Exercise prompt: Reproduce every record exactly as it appears, but not the pictures.

Material for this task:
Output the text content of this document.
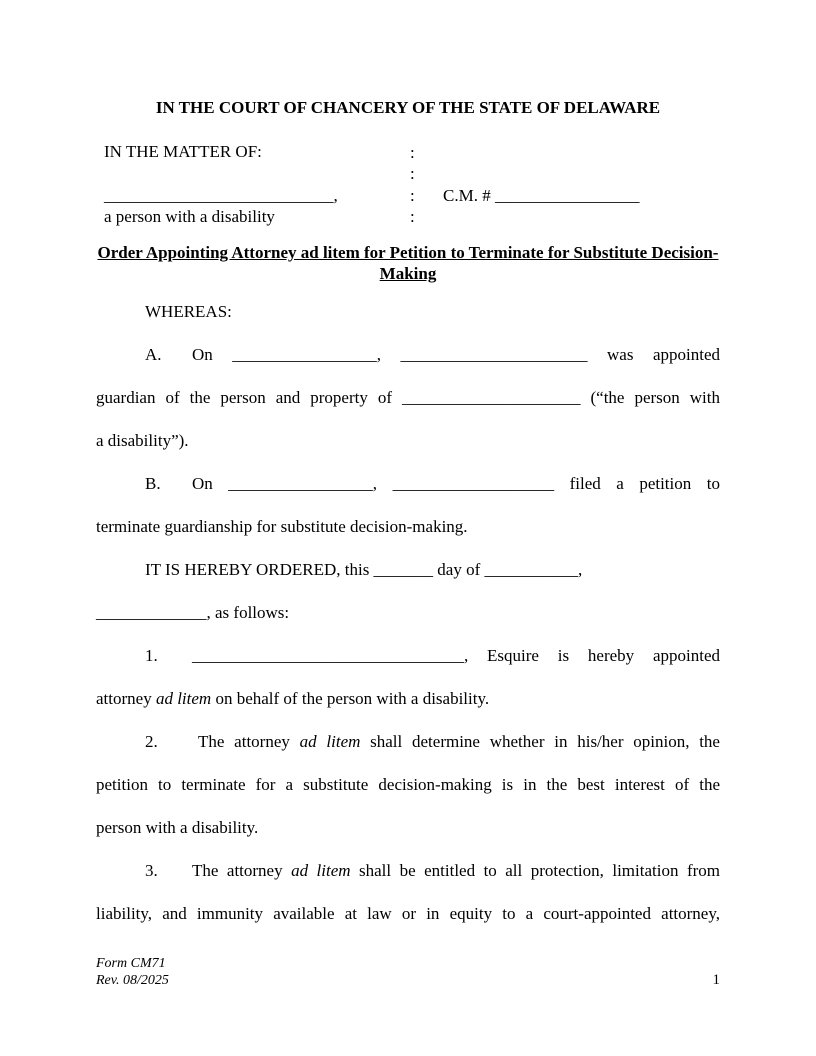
IN THE COURT OF CHANCERY OF THE STATE OF DELAWARE
IN THE MATTER OF:	:
:
___________________________,	: C.M. # _________________
a person with a disability	:
Order Appointing Attorney ad litem for Petition to Terminate for Substitute Decision-Making
WHEREAS:
A. On _________________, ______________________ was appointed
guardian of the person and property of _____________________ (“the person with
a disability”).
B. On _________________, ___________________ filed a petition to
terminate guardianship for substitute decision-making.
IT IS HEREBY ORDERED, this _______ day of ___________,
_____________, as follows:
1. ________________________________, Esquire is hereby appointed
attorney ad litem on behalf of the person with a disability.
2. The attorney ad litem shall determine whether in his/her opinion, the
petition to terminate for a substitute decision-making is in the best interest of the
person with a disability.
3. The attorney ad litem shall be entitled to all protection, limitation from
liability, and immunity available at law or in equity to a court-appointed attorney,
Form CM71
Rev. 08/2025	1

Answer in full:
Output the text content of this document.
IN THE COURT OF CHANCERY OF THE STATE OF DELAWARE
IN THE MATTER OF:	:
:
___________________________,	: C.M. # _________________
a person with a disability	:
Order Appointing Attorney ad litem for Petition to Terminate for Substitute Decision-Making
WHEREAS:
A. On _________________, ______________________ was appointed
guardian of the person and property of _____________________ (“the person with
a disability”).
B. On _________________, ___________________ filed a petition to
terminate guardianship for substitute decision-making.
IT IS HEREBY ORDERED, this _______ day of ___________,
_____________, as follows:
1. ________________________________, Esquire is hereby appointed
attorney ad litem on behalf of the person with a disability.
2. The attorney ad litem shall determine whether in his/her opinion, the
petition to terminate for a substitute decision-making is in the best interest of the
person with a disability.
3. The attorney ad litem shall be entitled to all protection, limitation from
liability, and immunity available at law or in equity to a court-appointed attorney,
Form CM71
Rev. 08/2025	1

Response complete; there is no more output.